What is being asked:
Search the records for the word "this" and pick out every line that has it.

Extracted data:
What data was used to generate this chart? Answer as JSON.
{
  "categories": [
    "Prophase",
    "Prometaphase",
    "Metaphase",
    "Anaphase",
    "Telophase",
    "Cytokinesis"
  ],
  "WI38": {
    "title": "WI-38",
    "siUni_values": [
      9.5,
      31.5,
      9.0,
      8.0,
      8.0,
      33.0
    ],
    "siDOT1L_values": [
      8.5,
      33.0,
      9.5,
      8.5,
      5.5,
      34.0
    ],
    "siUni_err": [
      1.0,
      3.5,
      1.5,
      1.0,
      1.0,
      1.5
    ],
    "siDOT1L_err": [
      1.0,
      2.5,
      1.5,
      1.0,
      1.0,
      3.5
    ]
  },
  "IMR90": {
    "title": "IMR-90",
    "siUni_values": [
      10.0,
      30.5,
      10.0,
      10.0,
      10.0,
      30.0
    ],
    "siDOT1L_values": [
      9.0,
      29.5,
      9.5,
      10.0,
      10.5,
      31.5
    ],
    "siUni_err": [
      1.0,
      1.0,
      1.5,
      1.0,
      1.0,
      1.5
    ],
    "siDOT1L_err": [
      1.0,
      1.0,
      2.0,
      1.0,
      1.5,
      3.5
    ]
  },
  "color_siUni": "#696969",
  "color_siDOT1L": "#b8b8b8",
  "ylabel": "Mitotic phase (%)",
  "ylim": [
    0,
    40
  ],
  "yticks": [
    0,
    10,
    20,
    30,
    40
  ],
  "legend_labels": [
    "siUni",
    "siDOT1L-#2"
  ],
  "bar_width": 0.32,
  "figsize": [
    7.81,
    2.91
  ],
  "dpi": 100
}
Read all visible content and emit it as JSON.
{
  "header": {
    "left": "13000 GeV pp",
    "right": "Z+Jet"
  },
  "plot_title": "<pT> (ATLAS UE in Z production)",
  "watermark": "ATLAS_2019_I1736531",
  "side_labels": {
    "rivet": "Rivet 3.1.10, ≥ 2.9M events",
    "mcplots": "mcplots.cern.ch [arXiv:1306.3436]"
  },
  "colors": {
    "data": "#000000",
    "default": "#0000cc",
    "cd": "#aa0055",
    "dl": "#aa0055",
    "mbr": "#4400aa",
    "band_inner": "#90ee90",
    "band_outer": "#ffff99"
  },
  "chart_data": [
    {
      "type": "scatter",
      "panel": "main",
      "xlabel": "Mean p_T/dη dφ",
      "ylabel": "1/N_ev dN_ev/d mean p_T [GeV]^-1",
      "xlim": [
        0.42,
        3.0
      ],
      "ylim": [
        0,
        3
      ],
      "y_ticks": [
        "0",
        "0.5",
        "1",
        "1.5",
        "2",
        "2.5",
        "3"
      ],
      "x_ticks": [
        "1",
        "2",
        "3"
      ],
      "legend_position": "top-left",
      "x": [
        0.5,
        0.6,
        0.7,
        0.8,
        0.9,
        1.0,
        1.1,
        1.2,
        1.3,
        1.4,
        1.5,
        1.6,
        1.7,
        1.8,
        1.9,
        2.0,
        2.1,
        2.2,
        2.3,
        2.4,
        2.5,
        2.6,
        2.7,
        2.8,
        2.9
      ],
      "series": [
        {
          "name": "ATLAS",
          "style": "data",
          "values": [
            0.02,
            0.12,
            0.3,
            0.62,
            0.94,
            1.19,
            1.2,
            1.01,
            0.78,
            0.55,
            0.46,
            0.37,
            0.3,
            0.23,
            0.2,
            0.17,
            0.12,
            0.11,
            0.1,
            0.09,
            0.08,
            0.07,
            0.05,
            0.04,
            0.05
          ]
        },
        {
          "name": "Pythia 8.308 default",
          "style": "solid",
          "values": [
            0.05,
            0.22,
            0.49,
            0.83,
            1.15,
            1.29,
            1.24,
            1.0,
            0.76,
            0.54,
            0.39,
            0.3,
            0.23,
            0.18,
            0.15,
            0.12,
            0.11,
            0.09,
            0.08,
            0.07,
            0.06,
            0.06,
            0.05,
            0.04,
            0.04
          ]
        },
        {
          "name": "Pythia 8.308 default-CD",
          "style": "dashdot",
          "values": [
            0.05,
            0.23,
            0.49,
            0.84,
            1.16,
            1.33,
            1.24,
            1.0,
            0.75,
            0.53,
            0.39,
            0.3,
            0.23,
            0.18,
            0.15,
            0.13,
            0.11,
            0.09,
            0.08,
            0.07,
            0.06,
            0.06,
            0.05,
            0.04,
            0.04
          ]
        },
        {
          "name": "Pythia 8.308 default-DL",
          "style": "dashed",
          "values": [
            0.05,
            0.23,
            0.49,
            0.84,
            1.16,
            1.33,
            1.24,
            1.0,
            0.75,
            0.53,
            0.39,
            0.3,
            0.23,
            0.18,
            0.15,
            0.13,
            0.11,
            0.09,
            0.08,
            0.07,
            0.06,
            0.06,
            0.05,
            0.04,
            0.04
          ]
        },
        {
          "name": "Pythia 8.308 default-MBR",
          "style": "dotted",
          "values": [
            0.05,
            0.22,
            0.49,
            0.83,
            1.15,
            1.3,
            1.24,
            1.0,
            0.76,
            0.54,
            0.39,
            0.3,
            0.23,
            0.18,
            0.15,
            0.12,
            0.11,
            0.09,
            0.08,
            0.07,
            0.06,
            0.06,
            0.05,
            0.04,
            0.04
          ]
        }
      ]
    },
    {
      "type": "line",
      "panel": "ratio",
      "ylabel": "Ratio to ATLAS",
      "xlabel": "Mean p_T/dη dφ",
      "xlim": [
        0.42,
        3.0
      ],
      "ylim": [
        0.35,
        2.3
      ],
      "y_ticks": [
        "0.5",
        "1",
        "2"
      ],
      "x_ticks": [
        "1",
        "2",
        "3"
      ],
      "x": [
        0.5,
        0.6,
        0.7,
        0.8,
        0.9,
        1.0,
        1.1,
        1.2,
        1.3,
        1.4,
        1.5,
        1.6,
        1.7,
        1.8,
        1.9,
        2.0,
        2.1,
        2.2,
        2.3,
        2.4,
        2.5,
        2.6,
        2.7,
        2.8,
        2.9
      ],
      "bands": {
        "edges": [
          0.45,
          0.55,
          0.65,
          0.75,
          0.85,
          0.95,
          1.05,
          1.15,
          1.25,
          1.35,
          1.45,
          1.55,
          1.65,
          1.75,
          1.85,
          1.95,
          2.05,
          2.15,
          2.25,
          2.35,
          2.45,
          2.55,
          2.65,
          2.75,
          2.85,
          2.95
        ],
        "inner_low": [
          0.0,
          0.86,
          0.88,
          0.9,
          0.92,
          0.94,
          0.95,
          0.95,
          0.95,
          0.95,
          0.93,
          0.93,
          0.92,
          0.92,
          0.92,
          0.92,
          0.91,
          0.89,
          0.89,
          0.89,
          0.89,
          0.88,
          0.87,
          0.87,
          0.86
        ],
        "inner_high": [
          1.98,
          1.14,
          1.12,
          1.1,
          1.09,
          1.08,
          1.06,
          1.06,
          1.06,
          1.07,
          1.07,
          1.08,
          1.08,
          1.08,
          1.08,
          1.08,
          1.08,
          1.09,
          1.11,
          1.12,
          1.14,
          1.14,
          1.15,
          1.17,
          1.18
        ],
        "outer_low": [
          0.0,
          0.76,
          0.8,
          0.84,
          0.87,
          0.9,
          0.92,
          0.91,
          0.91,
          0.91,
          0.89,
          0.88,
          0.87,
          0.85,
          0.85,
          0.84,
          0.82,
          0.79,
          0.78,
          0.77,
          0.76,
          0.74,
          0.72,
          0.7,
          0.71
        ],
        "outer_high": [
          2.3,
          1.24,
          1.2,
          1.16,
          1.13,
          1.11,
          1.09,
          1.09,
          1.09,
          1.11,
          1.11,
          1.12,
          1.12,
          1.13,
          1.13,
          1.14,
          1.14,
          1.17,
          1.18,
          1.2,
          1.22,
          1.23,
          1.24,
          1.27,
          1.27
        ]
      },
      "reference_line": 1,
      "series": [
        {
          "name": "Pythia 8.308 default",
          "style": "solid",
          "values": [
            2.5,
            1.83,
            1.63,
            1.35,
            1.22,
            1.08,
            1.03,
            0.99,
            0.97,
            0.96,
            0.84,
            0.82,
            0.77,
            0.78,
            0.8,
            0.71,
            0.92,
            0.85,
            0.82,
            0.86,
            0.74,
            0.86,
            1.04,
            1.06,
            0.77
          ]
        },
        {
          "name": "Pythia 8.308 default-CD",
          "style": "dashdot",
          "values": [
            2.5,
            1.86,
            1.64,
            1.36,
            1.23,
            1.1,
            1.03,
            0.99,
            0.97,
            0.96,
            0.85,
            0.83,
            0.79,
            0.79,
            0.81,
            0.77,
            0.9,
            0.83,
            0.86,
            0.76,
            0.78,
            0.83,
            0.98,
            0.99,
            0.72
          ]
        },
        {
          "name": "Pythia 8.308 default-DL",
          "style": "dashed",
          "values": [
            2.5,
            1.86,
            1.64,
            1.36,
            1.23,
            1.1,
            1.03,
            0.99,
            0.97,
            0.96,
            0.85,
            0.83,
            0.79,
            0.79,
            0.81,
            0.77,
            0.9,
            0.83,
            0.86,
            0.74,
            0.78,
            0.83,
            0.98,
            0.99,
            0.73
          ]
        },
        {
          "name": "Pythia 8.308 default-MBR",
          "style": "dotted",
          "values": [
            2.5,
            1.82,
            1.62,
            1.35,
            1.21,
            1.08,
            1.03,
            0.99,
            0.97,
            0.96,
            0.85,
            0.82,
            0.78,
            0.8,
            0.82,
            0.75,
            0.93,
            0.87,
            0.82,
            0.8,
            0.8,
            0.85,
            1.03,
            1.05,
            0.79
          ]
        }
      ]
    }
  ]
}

...

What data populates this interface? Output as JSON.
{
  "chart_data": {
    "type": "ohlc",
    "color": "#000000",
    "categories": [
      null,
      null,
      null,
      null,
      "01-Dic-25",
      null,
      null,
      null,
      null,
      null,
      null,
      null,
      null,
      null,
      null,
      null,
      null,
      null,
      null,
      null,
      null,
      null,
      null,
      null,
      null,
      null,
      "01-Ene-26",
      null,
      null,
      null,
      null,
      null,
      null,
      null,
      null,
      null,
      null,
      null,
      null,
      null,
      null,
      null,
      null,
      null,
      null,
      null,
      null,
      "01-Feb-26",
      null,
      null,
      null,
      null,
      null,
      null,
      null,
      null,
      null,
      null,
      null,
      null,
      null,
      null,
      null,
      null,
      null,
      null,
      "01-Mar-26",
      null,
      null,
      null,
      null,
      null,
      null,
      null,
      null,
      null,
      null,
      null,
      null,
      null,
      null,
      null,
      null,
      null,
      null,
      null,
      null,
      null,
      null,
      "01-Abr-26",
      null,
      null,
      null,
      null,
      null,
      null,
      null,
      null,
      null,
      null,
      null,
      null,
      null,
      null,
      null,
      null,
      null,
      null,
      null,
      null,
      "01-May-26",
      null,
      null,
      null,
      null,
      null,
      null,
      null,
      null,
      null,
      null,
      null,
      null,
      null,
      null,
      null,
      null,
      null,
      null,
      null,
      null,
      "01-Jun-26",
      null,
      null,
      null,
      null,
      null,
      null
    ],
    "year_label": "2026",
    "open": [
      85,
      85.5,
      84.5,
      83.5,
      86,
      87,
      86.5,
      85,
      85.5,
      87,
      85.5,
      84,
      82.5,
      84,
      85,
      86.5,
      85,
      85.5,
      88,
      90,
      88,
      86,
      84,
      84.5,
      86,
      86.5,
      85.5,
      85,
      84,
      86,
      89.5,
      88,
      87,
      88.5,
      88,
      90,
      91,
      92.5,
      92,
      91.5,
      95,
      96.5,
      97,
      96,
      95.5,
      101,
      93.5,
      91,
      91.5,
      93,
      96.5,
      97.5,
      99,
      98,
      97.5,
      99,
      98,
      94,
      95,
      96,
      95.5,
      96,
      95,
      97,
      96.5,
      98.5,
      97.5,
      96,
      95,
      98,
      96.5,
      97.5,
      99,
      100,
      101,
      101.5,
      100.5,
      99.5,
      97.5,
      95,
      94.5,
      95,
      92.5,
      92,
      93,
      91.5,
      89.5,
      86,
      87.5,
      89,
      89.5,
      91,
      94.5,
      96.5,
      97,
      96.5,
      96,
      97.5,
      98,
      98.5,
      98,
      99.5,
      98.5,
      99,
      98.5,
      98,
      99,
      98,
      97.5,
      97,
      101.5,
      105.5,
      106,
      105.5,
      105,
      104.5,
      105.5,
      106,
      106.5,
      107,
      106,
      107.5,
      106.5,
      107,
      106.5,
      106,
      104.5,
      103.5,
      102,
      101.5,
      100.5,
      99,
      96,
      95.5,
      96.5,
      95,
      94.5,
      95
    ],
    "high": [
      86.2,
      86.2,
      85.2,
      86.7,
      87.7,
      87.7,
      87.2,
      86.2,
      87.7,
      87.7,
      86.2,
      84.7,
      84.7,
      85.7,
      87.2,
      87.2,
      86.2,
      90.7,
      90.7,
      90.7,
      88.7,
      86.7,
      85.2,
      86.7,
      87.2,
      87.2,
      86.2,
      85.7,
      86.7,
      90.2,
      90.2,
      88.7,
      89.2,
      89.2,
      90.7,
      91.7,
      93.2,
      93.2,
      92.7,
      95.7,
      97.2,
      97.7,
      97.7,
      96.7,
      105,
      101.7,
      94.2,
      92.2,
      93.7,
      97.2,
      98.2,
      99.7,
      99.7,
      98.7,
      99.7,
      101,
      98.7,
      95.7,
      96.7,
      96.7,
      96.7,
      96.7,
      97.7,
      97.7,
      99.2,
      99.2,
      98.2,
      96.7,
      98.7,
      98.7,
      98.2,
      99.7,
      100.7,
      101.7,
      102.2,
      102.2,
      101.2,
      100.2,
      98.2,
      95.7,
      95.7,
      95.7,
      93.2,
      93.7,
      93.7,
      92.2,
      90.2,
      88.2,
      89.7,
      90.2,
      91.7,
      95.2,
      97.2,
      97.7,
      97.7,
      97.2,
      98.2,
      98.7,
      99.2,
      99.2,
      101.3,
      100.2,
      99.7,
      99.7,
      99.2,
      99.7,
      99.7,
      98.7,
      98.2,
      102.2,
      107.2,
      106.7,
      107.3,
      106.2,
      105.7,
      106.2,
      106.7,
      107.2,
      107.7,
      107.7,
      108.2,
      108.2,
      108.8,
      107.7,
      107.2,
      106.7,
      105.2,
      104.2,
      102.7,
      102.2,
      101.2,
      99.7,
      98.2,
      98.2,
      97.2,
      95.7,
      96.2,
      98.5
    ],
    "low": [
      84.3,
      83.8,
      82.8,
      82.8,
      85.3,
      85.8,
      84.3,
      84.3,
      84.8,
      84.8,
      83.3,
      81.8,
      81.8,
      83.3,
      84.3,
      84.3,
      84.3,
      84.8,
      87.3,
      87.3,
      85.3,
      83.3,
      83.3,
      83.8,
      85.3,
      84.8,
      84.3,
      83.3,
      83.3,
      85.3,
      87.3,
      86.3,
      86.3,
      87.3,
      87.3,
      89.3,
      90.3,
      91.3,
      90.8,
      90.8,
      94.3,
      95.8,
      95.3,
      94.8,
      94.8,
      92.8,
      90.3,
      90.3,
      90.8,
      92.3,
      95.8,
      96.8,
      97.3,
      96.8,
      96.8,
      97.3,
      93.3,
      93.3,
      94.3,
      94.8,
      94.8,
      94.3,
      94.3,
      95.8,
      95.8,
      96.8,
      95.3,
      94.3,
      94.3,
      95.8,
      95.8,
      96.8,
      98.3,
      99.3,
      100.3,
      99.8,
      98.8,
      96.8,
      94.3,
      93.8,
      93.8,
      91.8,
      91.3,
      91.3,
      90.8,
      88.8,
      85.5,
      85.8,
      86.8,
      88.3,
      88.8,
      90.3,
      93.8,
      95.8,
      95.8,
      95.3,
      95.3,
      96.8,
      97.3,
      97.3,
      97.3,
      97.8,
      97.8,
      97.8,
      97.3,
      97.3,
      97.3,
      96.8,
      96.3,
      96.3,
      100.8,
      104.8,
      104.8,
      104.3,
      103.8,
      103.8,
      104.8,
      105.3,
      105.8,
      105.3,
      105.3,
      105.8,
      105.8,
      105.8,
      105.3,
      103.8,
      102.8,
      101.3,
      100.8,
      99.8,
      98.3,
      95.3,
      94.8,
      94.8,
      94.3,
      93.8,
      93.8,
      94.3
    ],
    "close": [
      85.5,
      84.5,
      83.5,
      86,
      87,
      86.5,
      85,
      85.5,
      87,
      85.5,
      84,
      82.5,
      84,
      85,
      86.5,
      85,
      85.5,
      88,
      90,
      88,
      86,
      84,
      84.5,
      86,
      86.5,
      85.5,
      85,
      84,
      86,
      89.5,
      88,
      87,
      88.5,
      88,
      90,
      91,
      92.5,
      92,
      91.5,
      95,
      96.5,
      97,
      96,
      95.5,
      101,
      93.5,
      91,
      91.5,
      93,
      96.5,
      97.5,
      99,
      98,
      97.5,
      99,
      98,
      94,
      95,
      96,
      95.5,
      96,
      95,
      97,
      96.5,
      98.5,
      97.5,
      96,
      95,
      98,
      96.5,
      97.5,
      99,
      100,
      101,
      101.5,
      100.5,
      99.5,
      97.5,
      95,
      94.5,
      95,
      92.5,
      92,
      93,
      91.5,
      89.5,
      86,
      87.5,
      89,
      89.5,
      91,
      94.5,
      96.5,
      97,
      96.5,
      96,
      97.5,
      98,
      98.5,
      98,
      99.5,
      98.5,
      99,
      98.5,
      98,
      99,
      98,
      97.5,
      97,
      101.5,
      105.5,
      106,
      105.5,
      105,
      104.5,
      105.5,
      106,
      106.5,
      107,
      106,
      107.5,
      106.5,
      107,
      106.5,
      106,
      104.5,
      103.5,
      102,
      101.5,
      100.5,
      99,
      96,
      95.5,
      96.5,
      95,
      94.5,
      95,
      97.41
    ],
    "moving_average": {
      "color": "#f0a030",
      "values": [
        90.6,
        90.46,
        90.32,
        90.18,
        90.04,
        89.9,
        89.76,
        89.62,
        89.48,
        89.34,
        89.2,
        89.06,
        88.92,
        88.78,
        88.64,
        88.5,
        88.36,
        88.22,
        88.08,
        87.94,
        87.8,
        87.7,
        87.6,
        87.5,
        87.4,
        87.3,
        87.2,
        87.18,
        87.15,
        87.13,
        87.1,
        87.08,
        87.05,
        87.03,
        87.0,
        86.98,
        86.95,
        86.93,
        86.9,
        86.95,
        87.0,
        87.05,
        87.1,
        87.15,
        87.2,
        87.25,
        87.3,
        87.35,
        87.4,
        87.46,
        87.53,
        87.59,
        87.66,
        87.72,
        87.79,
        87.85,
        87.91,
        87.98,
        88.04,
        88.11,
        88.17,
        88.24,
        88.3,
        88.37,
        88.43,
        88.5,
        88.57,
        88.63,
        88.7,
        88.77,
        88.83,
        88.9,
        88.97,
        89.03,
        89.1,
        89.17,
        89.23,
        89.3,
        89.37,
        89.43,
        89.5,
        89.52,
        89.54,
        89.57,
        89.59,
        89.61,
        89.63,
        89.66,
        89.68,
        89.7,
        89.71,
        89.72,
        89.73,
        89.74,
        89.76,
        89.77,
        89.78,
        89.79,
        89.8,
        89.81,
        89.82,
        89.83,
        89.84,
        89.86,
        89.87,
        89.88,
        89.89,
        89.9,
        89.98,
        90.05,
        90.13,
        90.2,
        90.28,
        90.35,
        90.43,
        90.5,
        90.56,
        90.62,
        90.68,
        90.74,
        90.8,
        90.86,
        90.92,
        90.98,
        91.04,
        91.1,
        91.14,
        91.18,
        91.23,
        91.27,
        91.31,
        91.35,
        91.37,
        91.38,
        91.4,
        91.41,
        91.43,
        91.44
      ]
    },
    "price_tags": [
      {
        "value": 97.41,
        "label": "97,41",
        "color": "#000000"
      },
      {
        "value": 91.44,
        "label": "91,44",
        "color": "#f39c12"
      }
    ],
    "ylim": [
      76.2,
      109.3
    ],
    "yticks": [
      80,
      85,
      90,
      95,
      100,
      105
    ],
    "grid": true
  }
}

Exercise answer:
What data was used to generate this chart? Answer as JSON.
What data populates this interface? Output as JSON.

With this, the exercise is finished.